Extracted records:

------------------------------

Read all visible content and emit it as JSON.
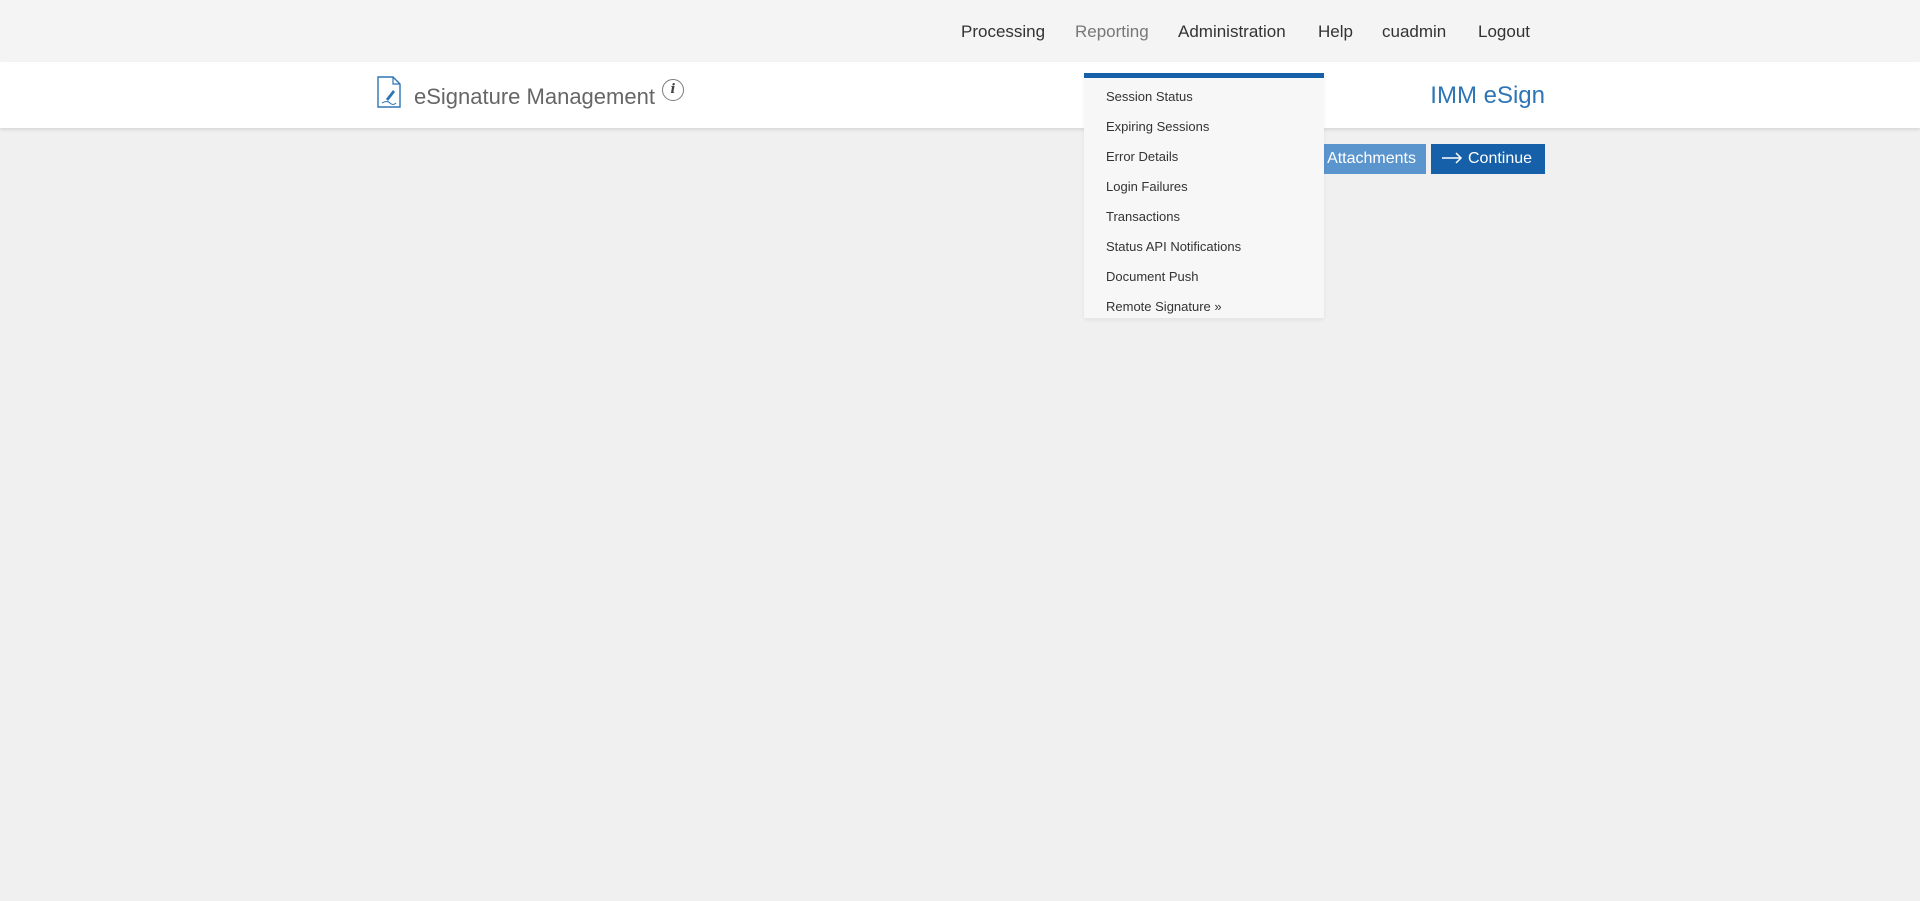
{
  "topnav": {
    "items": [
      {
        "label": "Processing"
      },
      {
        "label": "Reporting"
      },
      {
        "label": "Administration"
      },
      {
        "label": "Help"
      },
      {
        "label": "cuadmin"
      },
      {
        "label": "Logout"
      }
    ],
    "active": "Reporting"
  },
  "header": {
    "title": "eSignature Management",
    "info_symbol": "i",
    "brand": "IMM eSign"
  },
  "actions": {
    "attachments_label": "Attachments",
    "continue_label": "Continue"
  },
  "reporting_menu": {
    "items": [
      {
        "label": "Session Status"
      },
      {
        "label": "Expiring Sessions"
      },
      {
        "label": "Error Details"
      },
      {
        "label": "Login Failures"
      },
      {
        "label": "Transactions"
      },
      {
        "label": "Status API Notifications"
      },
      {
        "label": "Document Push"
      },
      {
        "label": "Remote Signature »"
      }
    ]
  },
  "colors": {
    "accent": "#1560a8",
    "accent_light": "#5b95cd",
    "brand_text": "#2e75b6",
    "background": "#f0f0f0"
  },
  "icons": {
    "document": "document-signature-icon",
    "info": "info-icon",
    "continue": "arrow-right-icon"
  }
}
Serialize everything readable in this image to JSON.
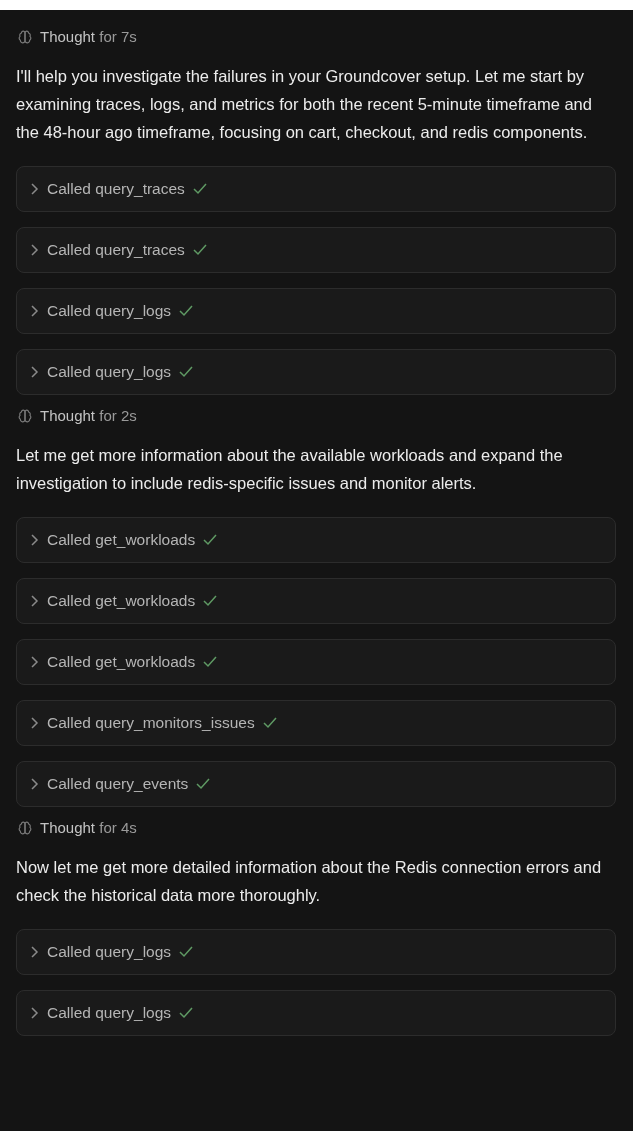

------------------------------

## Objective
Leave out the pictures and return every record word for word.

## Answer to the task
Read all visible content and emit it as JSON.
{
  "topnav": {
    "items": [
      {
        "label": "Processing"
      },
      {
        "label": "Reporting"
      },
      {
        "label": "Administration"
      },
      {
        "label": "Help"
      },
      {
        "label": "cuadmin"
      },
      {
        "label": "Logout"
      }
    ],
    "active": "Reporting"
  },
  "header": {
    "title": "eSignature Management",
    "info_symbol": "i",
    "brand": "IMM eSign"
  },
  "actions": {
    "attachments_label": "Attachments",
    "continue_label": "Continue"
  },
  "reporting_menu": {
    "items": [
      {
        "label": "Session Status"
      },
      {
        "label": "Expiring Sessions"
      },
      {
        "label": "Error Details"
      },
      {
        "label": "Login Failures"
      },
      {
        "label": "Transactions"
      },
      {
        "label": "Status API Notifications"
      },
      {
        "label": "Document Push"
      },
      {
        "label": "Remote Signature »"
      }
    ]
  },
  "colors": {
    "accent": "#1560a8",
    "accent_light": "#5b95cd",
    "brand_text": "#2e75b6",
    "background": "#f0f0f0"
  },
  "icons": {
    "document": "document-signature-icon",
    "info": "info-icon",
    "continue": "arrow-right-icon"
  }
}
Serialize everything readable in this image to JSON.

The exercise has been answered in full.